[Excerpted passage start]

Street Photography Tip – Composition

Street Photography Tip – Composition is the number one aspect that separates a snapshot from a memorable photo. Digital photography is very forgiving and so much can be repaired in post-processing. Except for composition! It’s one method of upping your odds in street photography.

Every-Which-Way

There is much emphasis in street photography as being an activity where you have to chase the shot! But that’s only one way to do it. If you’ve been on aphoto tour or workshop with me you’ve likely witnessed me stopping everyone to look at a red wall or repetitive patterns or shadows. . . Look for that thing that really attracts your eye. Then wait for people to enter the frame! In New York City or other cities with a good population you won’t have to wait for long for someone to enter your frame. Like it or not! Patience is a virtue.

Anyway, I call it slow photography. That may seem contradictory for some when it comes to street photography or even being in the middle of the buzz of millions of people. Try it. You might like it.

[Excerpted passage end]

**The exercise:** Using the street photography tip, decide whether each statement agrees with the text. Answer yes or no, and quote the words that decide it. 1. Composition is something that can be repaired in post-processing. 2. In New York City you won't have to wait long for someone to enter your frame. 3. The writer calls this way of working slow photography.

[Dataset start]

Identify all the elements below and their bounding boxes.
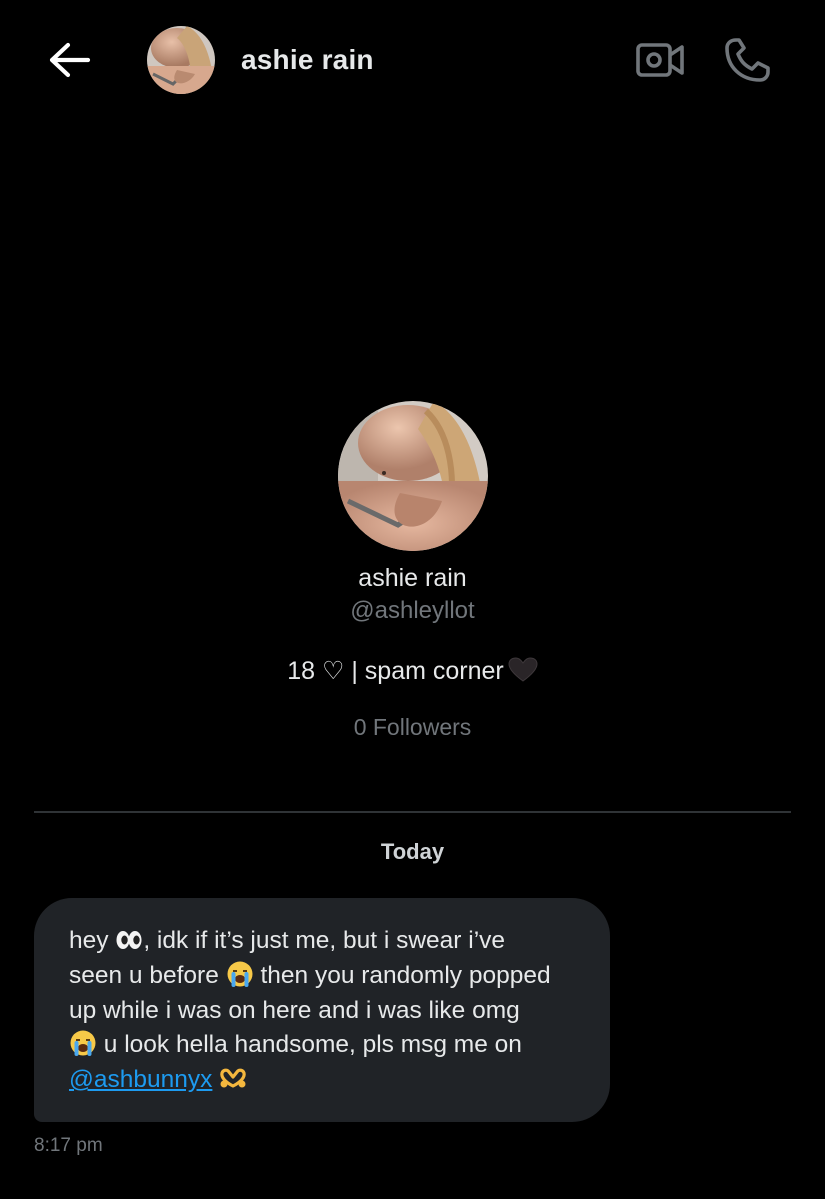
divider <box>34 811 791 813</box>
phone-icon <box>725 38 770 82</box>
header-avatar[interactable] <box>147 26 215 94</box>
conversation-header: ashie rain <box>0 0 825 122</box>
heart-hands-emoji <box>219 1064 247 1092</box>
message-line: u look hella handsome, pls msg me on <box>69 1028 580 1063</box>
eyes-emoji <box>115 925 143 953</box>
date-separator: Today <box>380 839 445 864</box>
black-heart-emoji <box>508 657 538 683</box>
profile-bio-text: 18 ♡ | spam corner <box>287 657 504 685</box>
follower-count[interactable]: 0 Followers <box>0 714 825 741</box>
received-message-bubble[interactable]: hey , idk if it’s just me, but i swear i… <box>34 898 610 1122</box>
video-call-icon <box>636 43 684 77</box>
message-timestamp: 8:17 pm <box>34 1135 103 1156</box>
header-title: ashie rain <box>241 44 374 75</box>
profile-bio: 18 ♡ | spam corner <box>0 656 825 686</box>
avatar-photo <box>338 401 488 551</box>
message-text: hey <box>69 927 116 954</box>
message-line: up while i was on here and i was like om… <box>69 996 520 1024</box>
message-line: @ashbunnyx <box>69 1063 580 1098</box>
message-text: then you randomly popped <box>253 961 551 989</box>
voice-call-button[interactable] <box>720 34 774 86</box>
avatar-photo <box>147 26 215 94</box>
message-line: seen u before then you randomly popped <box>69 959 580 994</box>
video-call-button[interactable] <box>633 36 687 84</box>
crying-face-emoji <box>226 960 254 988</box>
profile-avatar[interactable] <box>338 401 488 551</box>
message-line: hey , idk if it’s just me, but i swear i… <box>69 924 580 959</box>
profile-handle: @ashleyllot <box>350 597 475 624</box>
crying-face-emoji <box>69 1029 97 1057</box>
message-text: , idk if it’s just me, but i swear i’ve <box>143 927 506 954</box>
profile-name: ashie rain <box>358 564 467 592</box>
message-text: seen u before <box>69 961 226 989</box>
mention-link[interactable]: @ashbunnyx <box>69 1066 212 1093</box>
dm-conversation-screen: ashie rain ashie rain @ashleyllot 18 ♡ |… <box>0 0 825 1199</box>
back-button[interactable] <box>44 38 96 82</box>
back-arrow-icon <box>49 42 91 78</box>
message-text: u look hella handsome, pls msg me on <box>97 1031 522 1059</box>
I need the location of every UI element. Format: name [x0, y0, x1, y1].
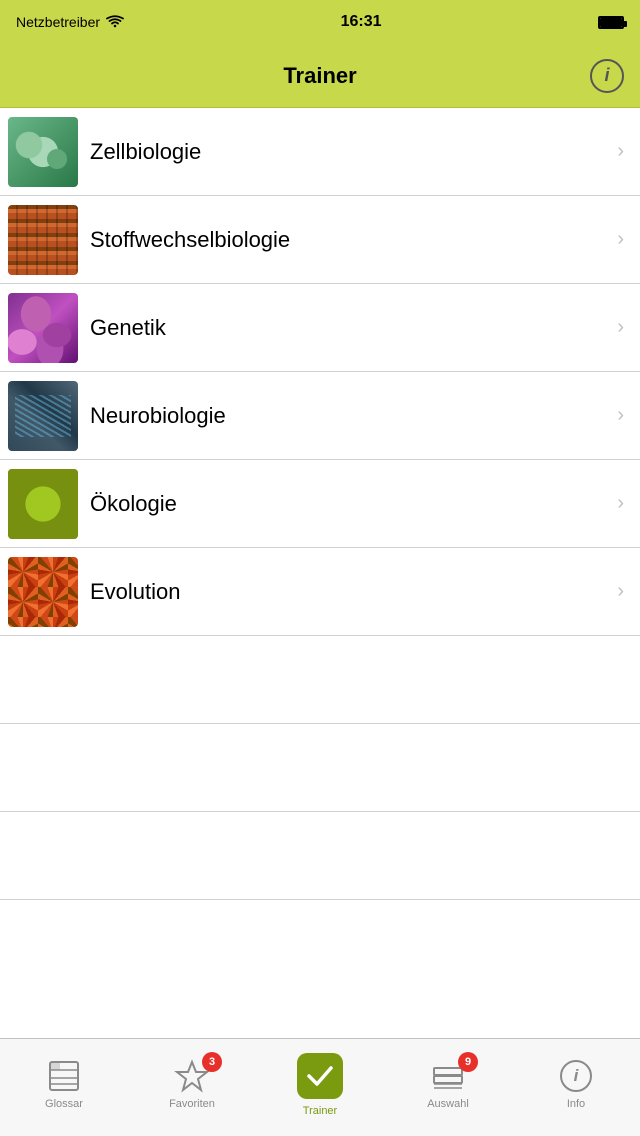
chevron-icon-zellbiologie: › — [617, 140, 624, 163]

[Dataset end]

**Exercise answer:**
1. No: "Except for composition!"
2. Yes: "In New York City or other cities with a good population you won’t have to wait for long for someone to enter your frame."
3. Yes: "Anyway, I call it slow photography."